# MATERIAL FOR THE TASK
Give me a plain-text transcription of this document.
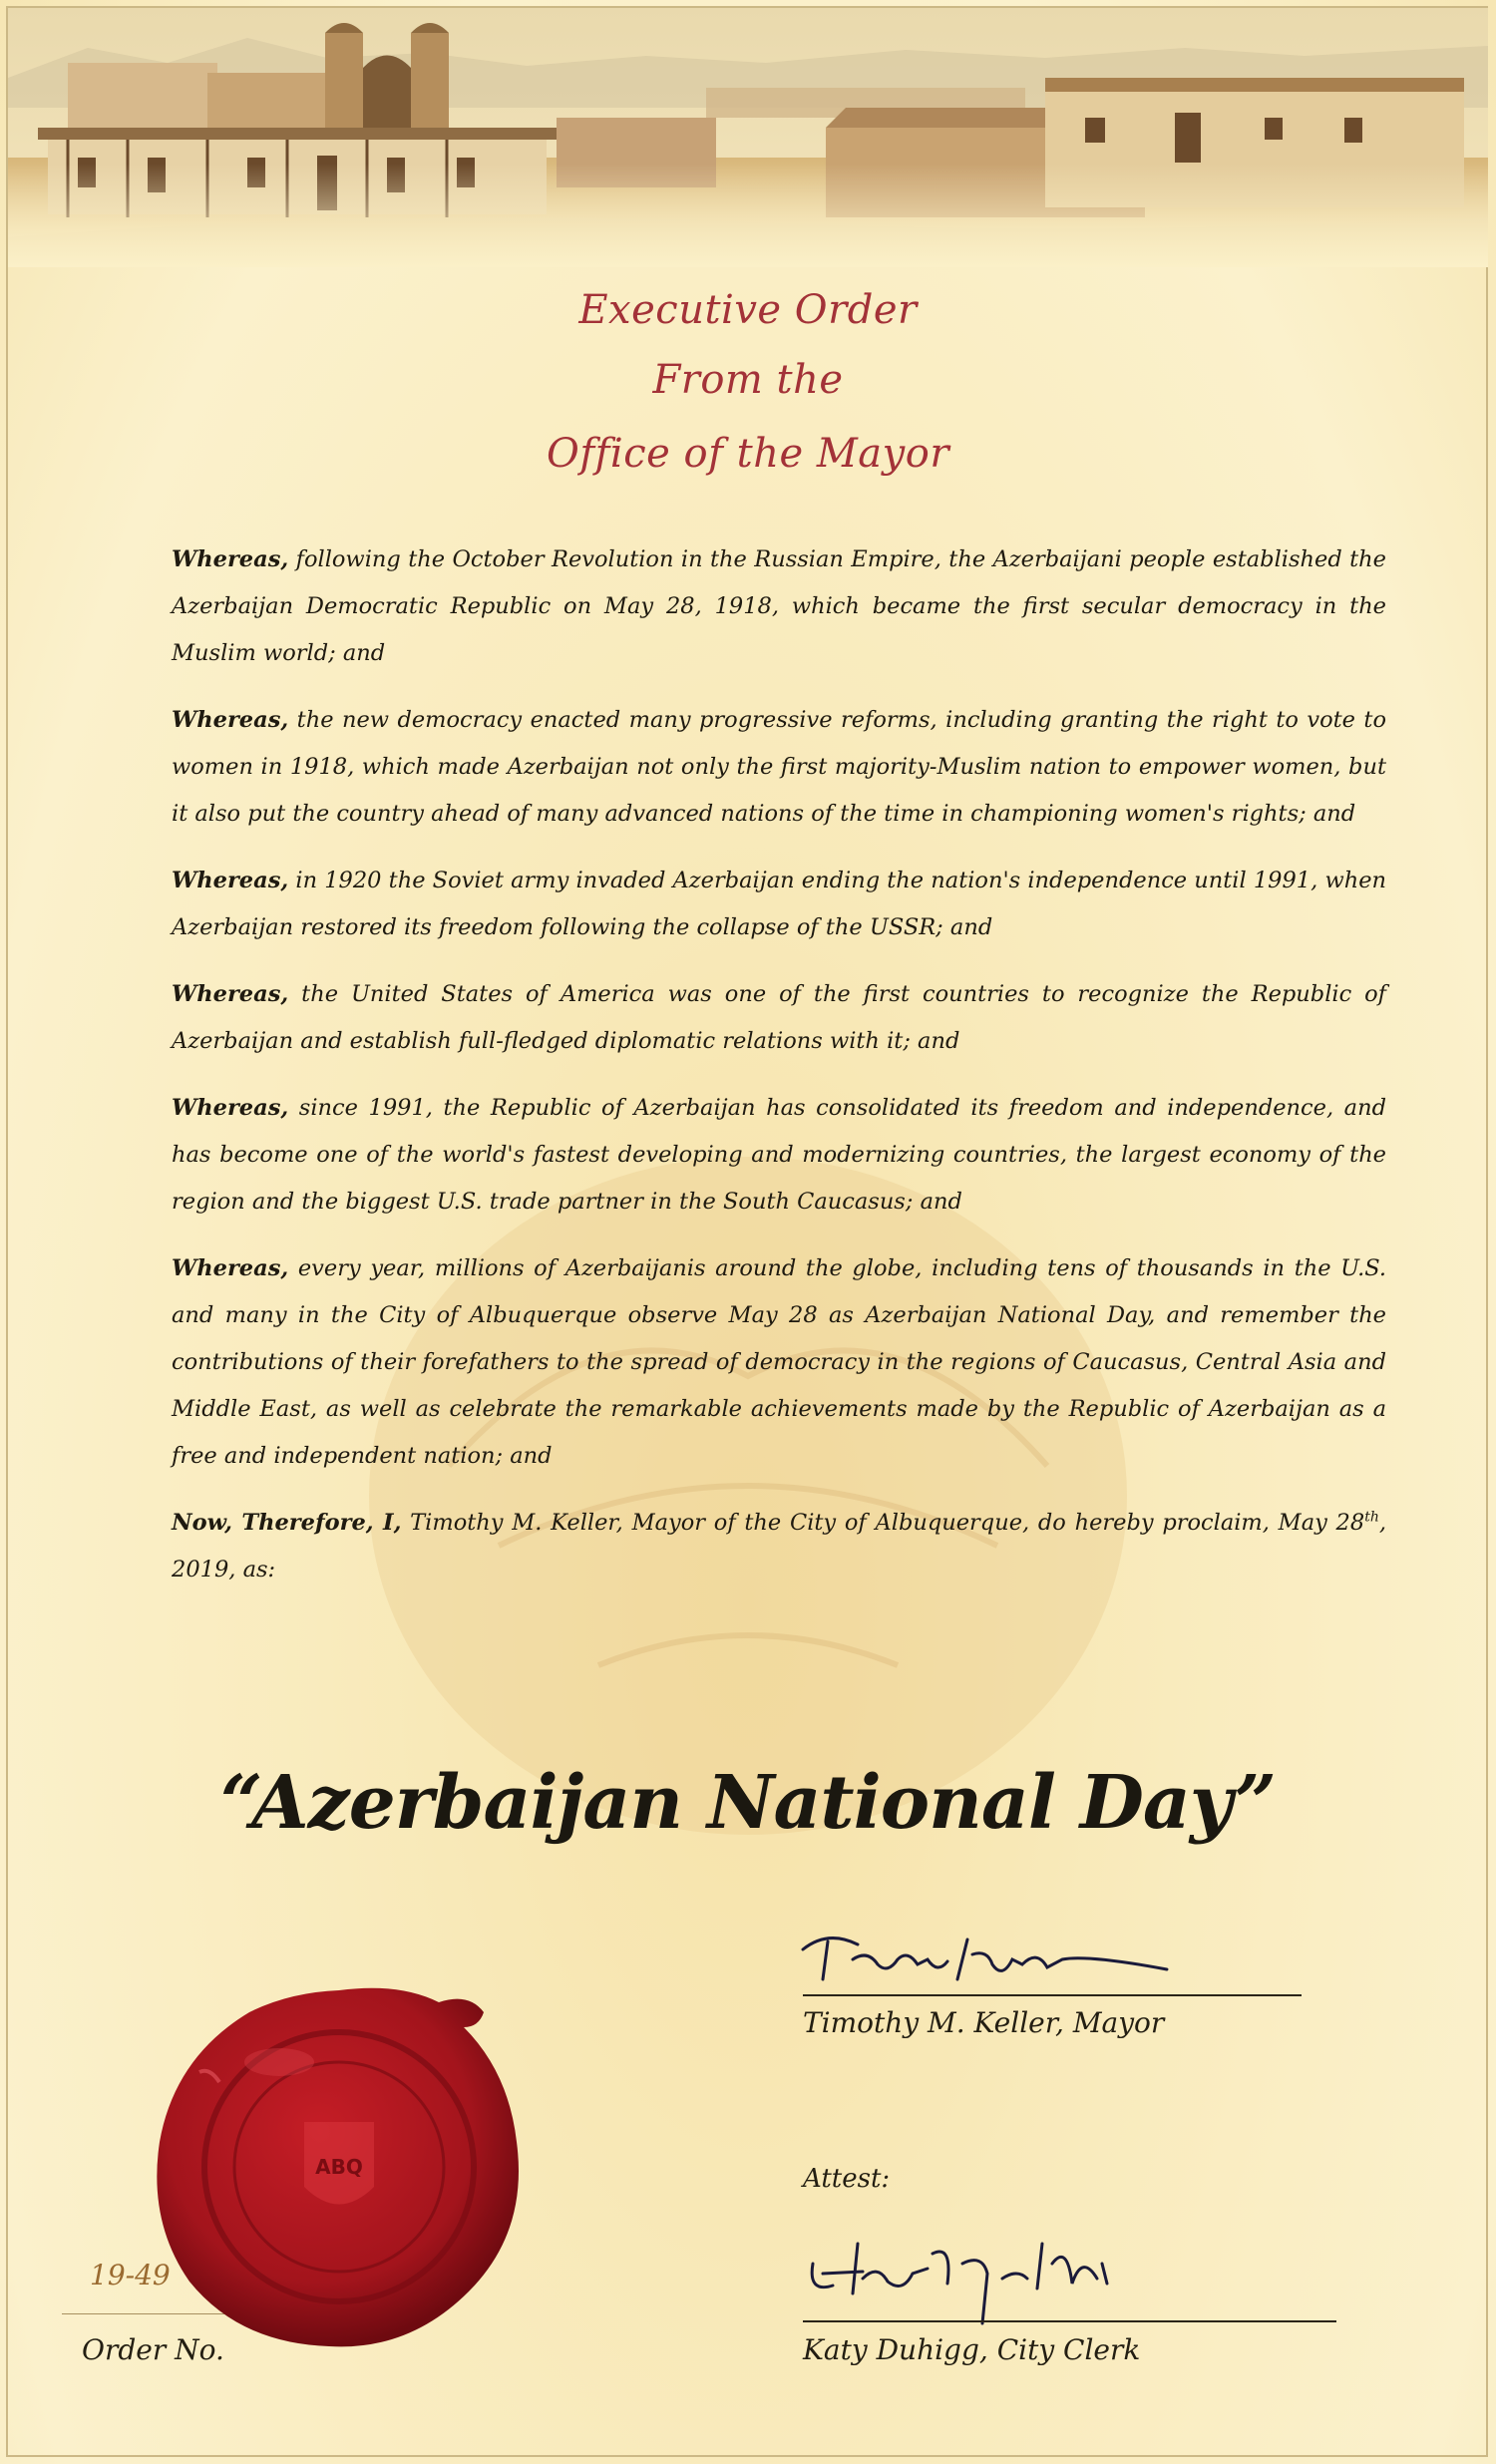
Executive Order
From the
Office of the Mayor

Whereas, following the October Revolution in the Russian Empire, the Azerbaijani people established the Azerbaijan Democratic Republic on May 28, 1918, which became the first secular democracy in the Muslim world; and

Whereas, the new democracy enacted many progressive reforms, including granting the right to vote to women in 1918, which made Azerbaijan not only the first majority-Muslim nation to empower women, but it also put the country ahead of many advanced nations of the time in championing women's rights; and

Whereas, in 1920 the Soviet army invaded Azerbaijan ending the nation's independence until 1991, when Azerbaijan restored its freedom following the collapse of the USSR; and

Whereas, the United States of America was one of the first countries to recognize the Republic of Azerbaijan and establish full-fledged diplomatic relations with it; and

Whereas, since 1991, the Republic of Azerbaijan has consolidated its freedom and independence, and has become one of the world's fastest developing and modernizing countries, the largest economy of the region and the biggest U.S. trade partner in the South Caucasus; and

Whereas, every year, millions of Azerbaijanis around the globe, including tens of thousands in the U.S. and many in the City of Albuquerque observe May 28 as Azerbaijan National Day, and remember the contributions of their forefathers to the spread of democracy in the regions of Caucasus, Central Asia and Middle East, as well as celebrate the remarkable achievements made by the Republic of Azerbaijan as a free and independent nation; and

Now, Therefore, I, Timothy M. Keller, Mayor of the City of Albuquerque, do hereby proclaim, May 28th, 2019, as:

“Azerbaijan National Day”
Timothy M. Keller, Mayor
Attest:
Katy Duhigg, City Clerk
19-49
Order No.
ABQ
...
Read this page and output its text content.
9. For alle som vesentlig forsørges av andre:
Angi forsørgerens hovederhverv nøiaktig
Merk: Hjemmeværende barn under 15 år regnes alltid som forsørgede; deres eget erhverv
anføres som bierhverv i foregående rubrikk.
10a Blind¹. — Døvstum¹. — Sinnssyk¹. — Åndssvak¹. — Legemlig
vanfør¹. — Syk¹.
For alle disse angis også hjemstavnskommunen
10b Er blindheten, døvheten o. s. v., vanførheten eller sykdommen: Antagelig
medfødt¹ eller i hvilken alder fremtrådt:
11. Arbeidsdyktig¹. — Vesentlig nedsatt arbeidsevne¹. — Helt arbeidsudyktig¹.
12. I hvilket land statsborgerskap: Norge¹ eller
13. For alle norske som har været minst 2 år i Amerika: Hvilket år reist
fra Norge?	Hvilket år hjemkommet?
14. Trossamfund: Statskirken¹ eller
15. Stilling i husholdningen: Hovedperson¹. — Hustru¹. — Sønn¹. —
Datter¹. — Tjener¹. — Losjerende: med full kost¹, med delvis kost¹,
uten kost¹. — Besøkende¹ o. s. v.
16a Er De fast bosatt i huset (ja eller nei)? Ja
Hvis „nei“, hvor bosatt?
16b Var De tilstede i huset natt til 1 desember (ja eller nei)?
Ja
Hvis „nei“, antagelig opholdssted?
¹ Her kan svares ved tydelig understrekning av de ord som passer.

# DIRECTIVE
State the number of lines in the preceding entries that include the word "including". Provide nothing else.

# FINAL RESULT
2